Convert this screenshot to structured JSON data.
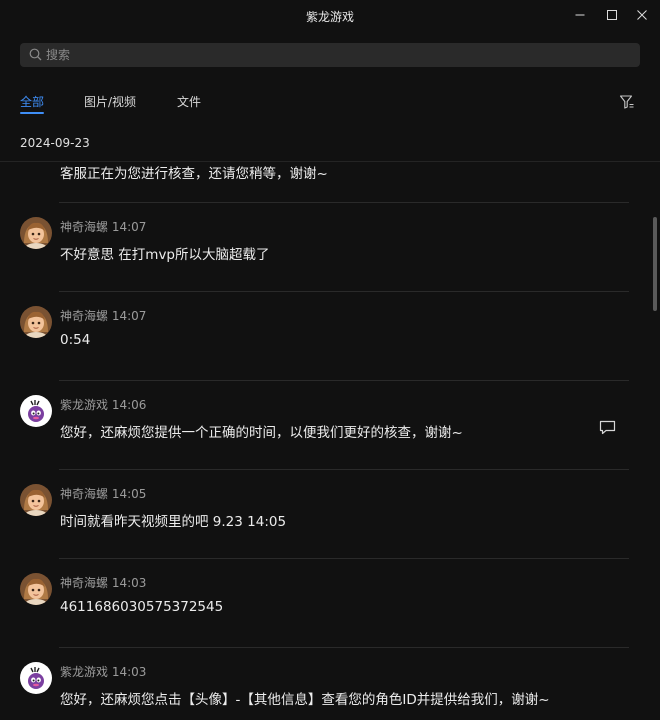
{
  "window": {
    "title": "紫龙游戏"
  },
  "search": {
    "placeholder": "搜索"
  },
  "tabs": [
    {
      "label": "全部",
      "active": true
    },
    {
      "label": "图片/视频",
      "active": false
    },
    {
      "label": "文件",
      "active": false
    }
  ],
  "date_header": "2024-09-23",
  "messages": [
    {
      "text": "客服正在为您进行核查，还请您稍等，谢谢~"
    },
    {
      "sender": "神奇海螺",
      "time": "14:07",
      "text": "不好意思 在打mvp所以大脑超载了"
    },
    {
      "sender": "神奇海螺",
      "time": "14:07",
      "text": "0:54"
    },
    {
      "sender": "紫龙游戏",
      "time": "14:06",
      "text": "您好，还麻烦您提供一个正确的时间，以便我们更好的核查，谢谢~"
    },
    {
      "sender": "神奇海螺",
      "time": "14:05",
      "text": "时间就看昨天视频里的吧 9.23 14:05"
    },
    {
      "sender": "神奇海螺",
      "time": "14:03",
      "text": "4611686030575372545"
    },
    {
      "sender": "紫龙游戏",
      "time": "14:03",
      "text": "您好，还麻烦您点击【头像】-【其他信息】查看您的角色ID并提供给我们，谢谢~"
    }
  ],
  "colors": {
    "accent": "#3f8ef6",
    "background": "#111111",
    "search_bg": "#2a2a2a"
  }
}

+--

Exercise prompt =>
Look through the data and gather every line with the string "text" in it.

Expected output =>
      "text": "客服正在为您进行核查，还请您稍等，谢谢~"
      "text": "不好意思 在打mvp所以大脑超载了"
      "text": "0:54"
      "text": "您好，还麻烦您提供一个正确的时间，以便我们更好的核查，谢谢~"
      "text": "时间就看昨天视频里的吧 9.23 14:05"
      "text": "4611686030575372545"
      "text": "您好，还麻烦您点击【头像】-【其他信息】查看您的角色ID并提供给我们，谢谢~"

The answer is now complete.